▶ What you are asked to do
Transcribe each record below word for word.
# start of Records for the exercise
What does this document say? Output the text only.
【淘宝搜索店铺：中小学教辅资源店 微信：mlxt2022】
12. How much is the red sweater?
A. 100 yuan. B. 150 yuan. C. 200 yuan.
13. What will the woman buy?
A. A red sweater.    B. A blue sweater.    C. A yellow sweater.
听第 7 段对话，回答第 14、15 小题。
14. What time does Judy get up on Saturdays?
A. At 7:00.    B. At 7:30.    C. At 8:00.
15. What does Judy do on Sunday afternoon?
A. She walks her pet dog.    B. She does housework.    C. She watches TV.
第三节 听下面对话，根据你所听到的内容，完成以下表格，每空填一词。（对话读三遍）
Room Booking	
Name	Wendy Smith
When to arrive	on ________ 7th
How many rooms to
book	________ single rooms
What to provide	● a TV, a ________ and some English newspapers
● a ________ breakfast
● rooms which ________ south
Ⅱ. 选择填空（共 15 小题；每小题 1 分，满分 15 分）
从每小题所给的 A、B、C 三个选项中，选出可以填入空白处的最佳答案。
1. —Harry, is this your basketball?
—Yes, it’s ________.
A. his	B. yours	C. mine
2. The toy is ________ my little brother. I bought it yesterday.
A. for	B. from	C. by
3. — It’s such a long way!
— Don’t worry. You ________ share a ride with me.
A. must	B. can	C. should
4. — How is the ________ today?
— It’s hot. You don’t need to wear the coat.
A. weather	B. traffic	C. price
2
# end of Records for the exercise
▶ Exercise response
What does this document say? Output the text only.
【淘宝搜索店铺：中小学教辅资源店 微信：mlxt2022】
12. How much is the red sweater?
A. 100 yuan. B. 150 yuan. C. 200 yuan.
13. What will the woman buy?
A. A red sweater.    B. A blue sweater.    C. A yellow sweater.
听第 7 段对话，回答第 14、15 小题。
14. What time does Judy get up on Saturdays?
A. At 7:00.    B. At 7:30.    C. At 8:00.
15. What does Judy do on Sunday afternoon?
A. She walks her pet dog.    B. She does housework.    C. She watches TV.
第三节 听下面对话，根据你所听到的内容，完成以下表格，每空填一词。（对话读三遍）
Room Booking	
Name	Wendy Smith
When to arrive	on ________ 7th
How many rooms to
book	________ single rooms
What to provide	● a TV, a ________ and some English newspapers
● a ________ breakfast
● rooms which ________ south
Ⅱ. 选择填空（共 15 小题；每小题 1 分，满分 15 分）
从每小题所给的 A、B、C 三个选项中，选出可以填入空白处的最佳答案。
1. —Harry, is this your basketball?
—Yes, it’s ________.
A. his	B. yours	C. mine
2. The toy is ________ my little brother. I bought it yesterday.
A. for	B. from	C. by
3. — It’s such a long way!
— Don’t worry. You ________ share a ride with me.
A. must	B. can	C. should
4. — How is the ________ today?
— It’s hot. You don’t need to wear the coat.
A. weather	B. traffic	C. price
2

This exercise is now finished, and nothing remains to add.